PROMPT.
All of the material should be reproduced exactly, with pictures left out.

RECORDS SHOWN.
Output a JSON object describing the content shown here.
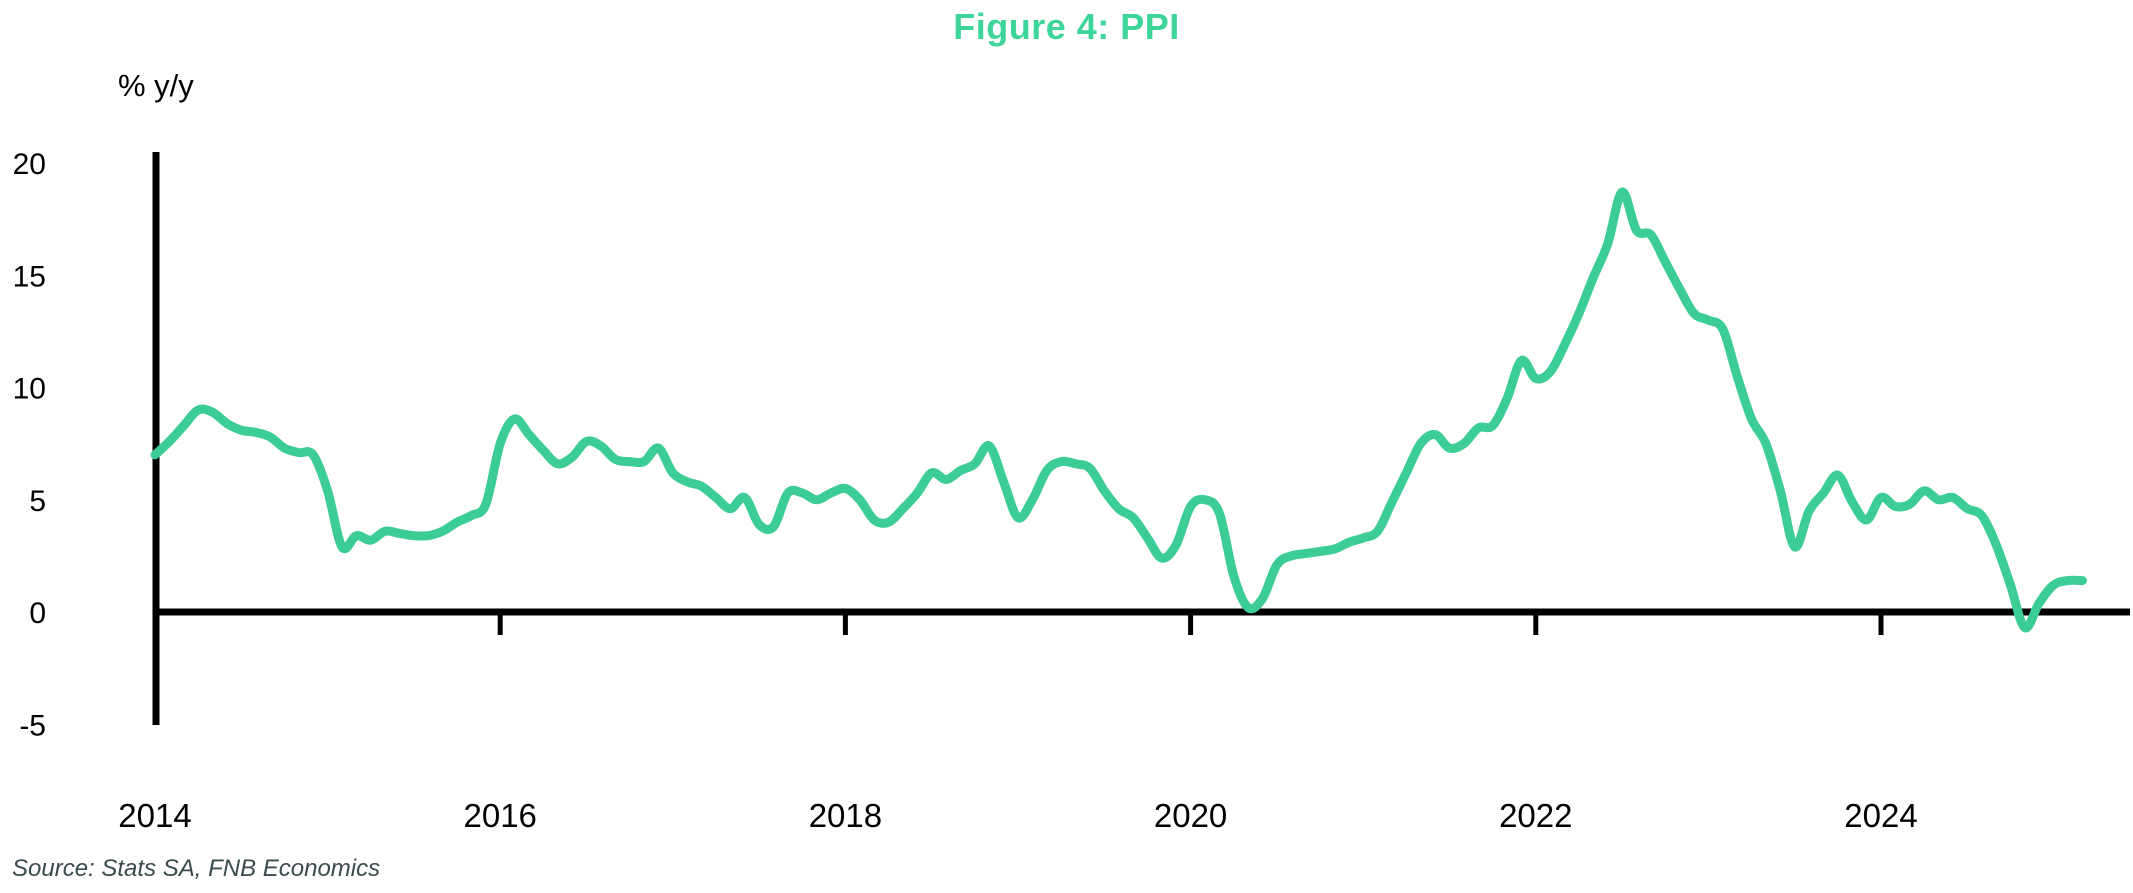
{
  "page": {
    "title": "Figure 4: PPI",
    "source_note": "Source: Stats SA, FNB Economics"
  },
  "chart_data": {
    "type": "line",
    "title": "Figure 4: PPI",
    "xlabel": "",
    "ylabel": "% y/y",
    "ylim": [
      -5,
      20
    ],
    "y_ticks": [
      20,
      15,
      10,
      5,
      0,
      -5
    ],
    "x_tick_labels": [
      "2014",
      "2016",
      "2018",
      "2020",
      "2022",
      "2024"
    ],
    "x_tick_years": [
      2014,
      2016,
      2018,
      2020,
      2022,
      2024
    ],
    "x_range_years": [
      2014.0,
      2025.25
    ],
    "grid": false,
    "legend_position": "none",
    "line_color": "#3ccc95",
    "title_color": "#3ed59a",
    "axis_color": "#000000",
    "series": [
      {
        "name": "PPI % y/y",
        "start": "2014-01",
        "frequency": "monthly",
        "values": [
          7.0,
          7.6,
          8.3,
          9.0,
          8.9,
          8.4,
          8.1,
          8.0,
          7.8,
          7.3,
          7.1,
          7.0,
          5.4,
          2.9,
          3.4,
          3.2,
          3.6,
          3.5,
          3.4,
          3.4,
          3.6,
          4.0,
          4.3,
          4.8,
          7.5,
          8.6,
          7.9,
          7.2,
          6.6,
          6.9,
          7.6,
          7.4,
          6.8,
          6.7,
          6.7,
          7.3,
          6.2,
          5.8,
          5.6,
          5.1,
          4.6,
          5.1,
          3.9,
          3.8,
          5.3,
          5.3,
          5.0,
          5.3,
          5.5,
          5.0,
          4.1,
          4.0,
          4.6,
          5.3,
          6.2,
          5.9,
          6.3,
          6.6,
          7.4,
          5.8,
          4.2,
          5.0,
          6.3,
          6.7,
          6.6,
          6.4,
          5.4,
          4.6,
          4.2,
          3.3,
          2.4,
          3.0,
          4.7,
          5.0,
          4.4,
          1.6,
          0.2,
          0.6,
          2.1,
          2.5,
          2.6,
          2.7,
          2.8,
          3.1,
          3.3,
          3.6,
          4.9,
          6.2,
          7.5,
          7.9,
          7.3,
          7.5,
          8.2,
          8.3,
          9.5,
          11.2,
          10.4,
          10.7,
          11.9,
          13.3,
          14.9,
          16.4,
          18.7,
          17.0,
          16.8,
          15.6,
          14.4,
          13.3,
          13.0,
          12.6,
          10.5,
          8.6,
          7.5,
          5.4,
          2.9,
          4.5,
          5.3,
          6.1,
          4.9,
          4.1,
          5.1,
          4.7,
          4.8,
          5.4,
          5.0,
          5.1,
          4.6,
          4.3,
          3.0,
          1.2,
          -0.7,
          0.4,
          1.2,
          1.4,
          1.4
        ]
      }
    ]
  }
}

WRITTEN SOLUTION.
Output a JSON object describing the content shown here.
{
  "page": {
    "title": "Figure 4: PPI",
    "source_note": "Source: Stats SA, FNB Economics"
  },
  "chart_data": {
    "type": "line",
    "title": "Figure 4: PPI",
    "xlabel": "",
    "ylabel": "% y/y",
    "ylim": [
      -5,
      20
    ],
    "y_ticks": [
      20,
      15,
      10,
      5,
      0,
      -5
    ],
    "x_tick_labels": [
      "2014",
      "2016",
      "2018",
      "2020",
      "2022",
      "2024"
    ],
    "x_tick_years": [
      2014,
      2016,
      2018,
      2020,
      2022,
      2024
    ],
    "x_range_years": [
      2014.0,
      2025.25
    ],
    "grid": false,
    "legend_position": "none",
    "line_color": "#3ccc95",
    "title_color": "#3ed59a",
    "axis_color": "#000000",
    "series": [
      {
        "name": "PPI % y/y",
        "start": "2014-01",
        "frequency": "monthly",
        "values": [
          7.0,
          7.6,
          8.3,
          9.0,
          8.9,
          8.4,
          8.1,
          8.0,
          7.8,
          7.3,
          7.1,
          7.0,
          5.4,
          2.9,
          3.4,
          3.2,
          3.6,
          3.5,
          3.4,
          3.4,
          3.6,
          4.0,
          4.3,
          4.8,
          7.5,
          8.6,
          7.9,
          7.2,
          6.6,
          6.9,
          7.6,
          7.4,
          6.8,
          6.7,
          6.7,
          7.3,
          6.2,
          5.8,
          5.6,
          5.1,
          4.6,
          5.1,
          3.9,
          3.8,
          5.3,
          5.3,
          5.0,
          5.3,
          5.5,
          5.0,
          4.1,
          4.0,
          4.6,
          5.3,
          6.2,
          5.9,
          6.3,
          6.6,
          7.4,
          5.8,
          4.2,
          5.0,
          6.3,
          6.7,
          6.6,
          6.4,
          5.4,
          4.6,
          4.2,
          3.3,
          2.4,
          3.0,
          4.7,
          5.0,
          4.4,
          1.6,
          0.2,
          0.6,
          2.1,
          2.5,
          2.6,
          2.7,
          2.8,
          3.1,
          3.3,
          3.6,
          4.9,
          6.2,
          7.5,
          7.9,
          7.3,
          7.5,
          8.2,
          8.3,
          9.5,
          11.2,
          10.4,
          10.7,
          11.9,
          13.3,
          14.9,
          16.4,
          18.7,
          17.0,
          16.8,
          15.6,
          14.4,
          13.3,
          13.0,
          12.6,
          10.5,
          8.6,
          7.5,
          5.4,
          2.9,
          4.5,
          5.3,
          6.1,
          4.9,
          4.1,
          5.1,
          4.7,
          4.8,
          5.4,
          5.0,
          5.1,
          4.6,
          4.3,
          3.0,
          1.2,
          -0.7,
          0.4,
          1.2,
          1.4,
          1.4
        ]
      }
    ]
  }
}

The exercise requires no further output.